### Directive 1
Say whether each statement agrees with the basis question below. Answer yes or no for each, and quote the deciding words.
(a) The poster's text defines a basis as a linearly independent subset of a vector space that generates that space.
(b) The set given by the poster contains four vectors.
(c) The poster asks how to check whether the set is a basis for $\mathbb{R}^2$.

I have a set of vectors $\{(1,0,-1), (2,5,1), (0,-4,3)\}$.

How do I check is this is a basis for $\mathbb{R}^3?$

My text says a basis $B$ for a vector space $V$ is a linearly independent subset of $V$ that generates $V$. OK then. I need to see if these vectors are linearly independent, yes?

If that is so, then for these to be linearly independent the following must be true:

$a_1v_1 + a_2v_2 + ... + a_nv_n \neq 0$ for any scalars $a_i$

Is this the case or not?

If it is, then I just have to see if

$a_1(1,0.-1)+ a_2(2,5,1)+ a_3(0,-4,3) = 0$

or

$a_1 + 2a_2 + 0a_3 = 0$

$0a_1 + 5a_2 - 4a_3 = 0$

$-a_1 + a_2 + 3a_3 = 0$

has a solution.

### Task input
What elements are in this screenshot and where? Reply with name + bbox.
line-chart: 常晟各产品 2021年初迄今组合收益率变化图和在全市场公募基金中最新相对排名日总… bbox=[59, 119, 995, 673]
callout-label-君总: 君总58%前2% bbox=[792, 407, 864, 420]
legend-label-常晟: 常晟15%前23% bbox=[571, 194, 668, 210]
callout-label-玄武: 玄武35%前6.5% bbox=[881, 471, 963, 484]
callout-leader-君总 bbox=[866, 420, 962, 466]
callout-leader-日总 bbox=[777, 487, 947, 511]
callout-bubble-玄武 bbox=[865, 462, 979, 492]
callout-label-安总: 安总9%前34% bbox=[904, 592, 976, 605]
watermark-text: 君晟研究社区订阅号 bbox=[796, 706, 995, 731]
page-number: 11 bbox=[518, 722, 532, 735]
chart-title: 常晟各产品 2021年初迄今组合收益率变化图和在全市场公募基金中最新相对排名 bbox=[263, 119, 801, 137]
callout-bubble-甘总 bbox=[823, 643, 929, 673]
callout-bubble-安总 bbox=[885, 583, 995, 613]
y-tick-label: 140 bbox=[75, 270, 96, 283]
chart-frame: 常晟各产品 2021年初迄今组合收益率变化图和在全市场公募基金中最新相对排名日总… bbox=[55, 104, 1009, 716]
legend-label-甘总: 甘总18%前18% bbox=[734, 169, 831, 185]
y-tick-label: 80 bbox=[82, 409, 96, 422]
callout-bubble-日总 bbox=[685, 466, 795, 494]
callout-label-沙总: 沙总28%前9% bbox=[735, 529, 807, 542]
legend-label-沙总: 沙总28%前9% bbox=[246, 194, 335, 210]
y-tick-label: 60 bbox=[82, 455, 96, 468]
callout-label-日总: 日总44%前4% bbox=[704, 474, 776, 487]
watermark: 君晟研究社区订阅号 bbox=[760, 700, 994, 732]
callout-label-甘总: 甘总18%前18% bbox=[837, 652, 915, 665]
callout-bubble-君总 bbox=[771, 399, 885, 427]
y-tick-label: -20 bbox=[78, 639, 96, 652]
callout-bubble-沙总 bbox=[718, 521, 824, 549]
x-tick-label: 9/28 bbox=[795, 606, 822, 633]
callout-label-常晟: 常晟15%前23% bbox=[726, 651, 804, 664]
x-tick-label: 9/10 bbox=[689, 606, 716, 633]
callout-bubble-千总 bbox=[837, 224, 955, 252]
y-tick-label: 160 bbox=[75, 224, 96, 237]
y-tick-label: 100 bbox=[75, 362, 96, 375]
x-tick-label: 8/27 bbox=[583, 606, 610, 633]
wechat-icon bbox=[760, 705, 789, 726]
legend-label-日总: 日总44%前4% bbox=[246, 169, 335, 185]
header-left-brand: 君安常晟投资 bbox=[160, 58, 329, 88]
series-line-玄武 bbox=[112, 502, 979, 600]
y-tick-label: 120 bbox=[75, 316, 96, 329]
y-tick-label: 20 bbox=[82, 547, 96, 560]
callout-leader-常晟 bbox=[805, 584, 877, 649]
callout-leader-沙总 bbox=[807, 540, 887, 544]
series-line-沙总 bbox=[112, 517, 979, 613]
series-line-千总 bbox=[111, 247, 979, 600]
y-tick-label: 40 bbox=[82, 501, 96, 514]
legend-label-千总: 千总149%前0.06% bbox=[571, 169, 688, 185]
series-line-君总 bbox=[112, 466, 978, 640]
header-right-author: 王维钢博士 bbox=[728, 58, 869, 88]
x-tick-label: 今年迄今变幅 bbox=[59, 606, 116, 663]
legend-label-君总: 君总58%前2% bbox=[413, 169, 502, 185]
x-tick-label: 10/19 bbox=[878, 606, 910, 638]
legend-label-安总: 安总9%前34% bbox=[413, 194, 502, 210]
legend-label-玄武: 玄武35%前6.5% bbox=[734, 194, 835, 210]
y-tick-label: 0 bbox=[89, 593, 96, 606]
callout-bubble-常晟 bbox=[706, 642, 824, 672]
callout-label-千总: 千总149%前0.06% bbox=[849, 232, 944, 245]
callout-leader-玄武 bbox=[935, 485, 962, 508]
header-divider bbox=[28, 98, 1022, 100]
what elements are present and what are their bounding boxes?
--
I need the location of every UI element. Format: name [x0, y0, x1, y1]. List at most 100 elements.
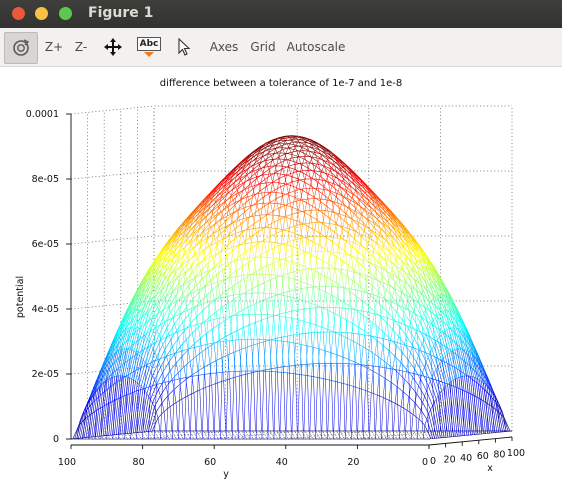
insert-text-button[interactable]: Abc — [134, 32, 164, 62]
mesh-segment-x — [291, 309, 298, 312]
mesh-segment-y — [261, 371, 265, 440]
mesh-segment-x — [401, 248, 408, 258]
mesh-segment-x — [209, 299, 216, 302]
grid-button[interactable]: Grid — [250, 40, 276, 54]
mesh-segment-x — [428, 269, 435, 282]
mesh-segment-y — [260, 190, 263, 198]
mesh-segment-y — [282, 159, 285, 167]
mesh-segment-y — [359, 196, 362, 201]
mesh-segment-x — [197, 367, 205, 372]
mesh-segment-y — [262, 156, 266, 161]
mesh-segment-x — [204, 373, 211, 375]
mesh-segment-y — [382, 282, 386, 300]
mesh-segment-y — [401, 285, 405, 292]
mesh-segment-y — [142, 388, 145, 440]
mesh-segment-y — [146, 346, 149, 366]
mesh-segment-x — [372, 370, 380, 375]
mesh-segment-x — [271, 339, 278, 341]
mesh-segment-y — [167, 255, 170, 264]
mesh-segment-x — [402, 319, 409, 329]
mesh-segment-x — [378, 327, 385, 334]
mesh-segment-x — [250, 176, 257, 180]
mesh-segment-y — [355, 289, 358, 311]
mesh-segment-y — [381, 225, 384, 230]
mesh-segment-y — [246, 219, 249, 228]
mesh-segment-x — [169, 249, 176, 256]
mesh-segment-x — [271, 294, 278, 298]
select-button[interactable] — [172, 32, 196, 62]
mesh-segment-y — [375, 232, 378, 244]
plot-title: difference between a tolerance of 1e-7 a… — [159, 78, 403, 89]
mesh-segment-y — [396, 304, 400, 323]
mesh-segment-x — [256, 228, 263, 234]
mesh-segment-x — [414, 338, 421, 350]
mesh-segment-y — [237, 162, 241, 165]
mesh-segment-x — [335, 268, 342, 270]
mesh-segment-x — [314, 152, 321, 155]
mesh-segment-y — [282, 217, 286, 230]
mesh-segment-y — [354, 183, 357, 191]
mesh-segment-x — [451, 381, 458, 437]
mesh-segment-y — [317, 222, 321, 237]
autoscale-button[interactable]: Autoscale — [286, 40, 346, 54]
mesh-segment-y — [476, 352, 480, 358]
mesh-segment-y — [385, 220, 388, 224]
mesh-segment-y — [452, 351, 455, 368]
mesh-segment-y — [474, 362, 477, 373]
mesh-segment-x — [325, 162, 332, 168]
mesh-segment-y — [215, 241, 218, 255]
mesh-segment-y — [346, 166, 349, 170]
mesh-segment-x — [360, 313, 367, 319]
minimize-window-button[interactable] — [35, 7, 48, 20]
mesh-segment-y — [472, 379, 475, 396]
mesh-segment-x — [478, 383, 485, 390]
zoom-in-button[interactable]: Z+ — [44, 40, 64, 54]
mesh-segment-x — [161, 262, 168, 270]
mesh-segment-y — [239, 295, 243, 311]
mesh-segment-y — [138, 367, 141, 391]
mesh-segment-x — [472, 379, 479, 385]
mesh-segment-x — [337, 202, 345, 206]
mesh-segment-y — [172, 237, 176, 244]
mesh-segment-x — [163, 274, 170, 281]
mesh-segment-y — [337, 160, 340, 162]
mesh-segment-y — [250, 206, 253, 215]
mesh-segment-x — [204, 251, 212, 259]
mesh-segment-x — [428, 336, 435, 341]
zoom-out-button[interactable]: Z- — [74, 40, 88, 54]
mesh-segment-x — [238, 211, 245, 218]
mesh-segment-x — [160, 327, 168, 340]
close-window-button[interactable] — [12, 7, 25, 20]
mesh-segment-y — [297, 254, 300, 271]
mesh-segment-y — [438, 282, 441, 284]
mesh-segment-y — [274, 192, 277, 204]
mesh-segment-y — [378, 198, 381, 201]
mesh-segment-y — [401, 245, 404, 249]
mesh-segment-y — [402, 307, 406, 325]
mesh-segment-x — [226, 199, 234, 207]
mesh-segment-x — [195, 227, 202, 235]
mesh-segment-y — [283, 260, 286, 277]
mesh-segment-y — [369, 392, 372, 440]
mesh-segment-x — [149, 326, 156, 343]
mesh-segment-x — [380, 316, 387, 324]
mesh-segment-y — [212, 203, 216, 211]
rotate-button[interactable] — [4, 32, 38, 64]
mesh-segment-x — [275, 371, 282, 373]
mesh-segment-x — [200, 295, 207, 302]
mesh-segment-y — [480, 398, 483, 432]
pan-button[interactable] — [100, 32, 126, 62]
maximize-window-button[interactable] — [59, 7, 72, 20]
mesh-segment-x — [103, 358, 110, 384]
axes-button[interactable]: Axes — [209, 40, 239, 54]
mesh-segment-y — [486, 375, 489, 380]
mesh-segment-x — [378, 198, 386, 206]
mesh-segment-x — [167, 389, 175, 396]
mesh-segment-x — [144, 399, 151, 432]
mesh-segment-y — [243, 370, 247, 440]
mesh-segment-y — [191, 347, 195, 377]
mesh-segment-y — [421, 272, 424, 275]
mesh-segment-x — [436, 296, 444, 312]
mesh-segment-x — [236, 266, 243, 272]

### Directive 2
Update the first listing from the line with "What elements are in" up to and including the line with "y-tick-label: 140 bbox=[75, 270, 96, 283]". Replace "callout-bubble" with "callout-balloon", leave everything else unchanged, and return only those lines.

### Full solution 1
(a) Yes: "a basis $B$ for a vector space $V$ is a linearly independent subset of $V$ that generates $V$"
(b) No: "$\{(1,0,-1), (2,5,1), (0,-4,3)\}$"
(c) No: "How do I check is this is a basis for $\mathbb{R}^3?$"

### Full solution 2
What elements are in this screenshot and where? Reply with name + bbox.
line-chart: 常晟各产品 2021年初迄今组合收益率变化图和在全市场公募基金中最新相对排名日总… bbox=[59, 119, 995, 673]
callout-label-君总: 君总58%前2% bbox=[792, 407, 864, 420]
legend-label-常晟: 常晟15%前23% bbox=[571, 194, 668, 210]
callout-label-玄武: 玄武35%前6.5% bbox=[881, 471, 963, 484]
callout-leader-君总 bbox=[866, 420, 962, 466]
callout-leader-日总 bbox=[777, 487, 947, 511]
callout-balloon-玄武 bbox=[865, 462, 979, 492]
callout-label-安总: 安总9%前34% bbox=[904, 592, 976, 605]
watermark-text: 君晟研究社区订阅号 bbox=[796, 706, 995, 731]
page-number: 11 bbox=[518, 722, 532, 735]
chart-title: 常晟各产品 2021年初迄今组合收益率变化图和在全市场公募基金中最新相对排名 bbox=[263, 119, 801, 137]
callout-balloon-甘总 bbox=[823, 643, 929, 673]
callout-balloon-安总 bbox=[885, 583, 995, 613]
y-tick-label: 140 bbox=[75, 270, 96, 283]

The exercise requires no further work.